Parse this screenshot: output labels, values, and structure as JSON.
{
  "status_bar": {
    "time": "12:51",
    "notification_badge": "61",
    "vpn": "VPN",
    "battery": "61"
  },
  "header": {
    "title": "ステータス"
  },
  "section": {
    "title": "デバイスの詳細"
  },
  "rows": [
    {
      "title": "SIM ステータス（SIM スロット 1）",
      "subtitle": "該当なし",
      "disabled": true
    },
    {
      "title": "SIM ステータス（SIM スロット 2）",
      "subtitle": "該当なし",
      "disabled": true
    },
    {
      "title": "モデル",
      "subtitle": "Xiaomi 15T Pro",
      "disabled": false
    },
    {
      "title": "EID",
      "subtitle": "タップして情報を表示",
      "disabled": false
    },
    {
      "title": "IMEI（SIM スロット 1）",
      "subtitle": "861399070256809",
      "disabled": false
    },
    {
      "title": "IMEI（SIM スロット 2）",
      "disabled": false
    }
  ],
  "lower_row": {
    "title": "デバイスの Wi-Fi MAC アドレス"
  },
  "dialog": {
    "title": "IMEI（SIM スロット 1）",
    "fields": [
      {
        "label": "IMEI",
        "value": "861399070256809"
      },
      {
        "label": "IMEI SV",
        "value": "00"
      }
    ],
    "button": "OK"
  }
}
# # # # #
*GIVEN REQUEST*. Type out all of the material again, word for word.

*RESPONSE*.
Parse this screenshot: output labels, values, and structure as JSON.
{
  "status_bar": {
    "time": "12:51",
    "notification_badge": "61",
    "vpn": "VPN",
    "battery": "61"
  },
  "header": {
    "title": "ステータス"
  },
  "section": {
    "title": "デバイスの詳細"
  },
  "rows": [
    {
      "title": "SIM ステータス（SIM スロット 1）",
      "subtitle": "該当なし",
      "disabled": true
    },
    {
      "title": "SIM ステータス（SIM スロット 2）",
      "subtitle": "該当なし",
      "disabled": true
    },
    {
      "title": "モデル",
      "subtitle": "Xiaomi 15T Pro",
      "disabled": false
    },
    {
      "title": "EID",
      "subtitle": "タップして情報を表示",
      "disabled": false
    },
    {
      "title": "IMEI（SIM スロット 1）",
      "subtitle": "861399070256809",
      "disabled": false
    },
    {
      "title": "IMEI（SIM スロット 2）",
      "disabled": false
    }
  ],
  "lower_row": {
    "title": "デバイスの Wi-Fi MAC アドレス"
  },
  "dialog": {
    "title": "IMEI（SIM スロット 1）",
    "fields": [
      {
        "label": "IMEI",
        "value": "861399070256809"
      },
      {
        "label": "IMEI SV",
        "value": "00"
      }
    ],
    "button": "OK"
  }
}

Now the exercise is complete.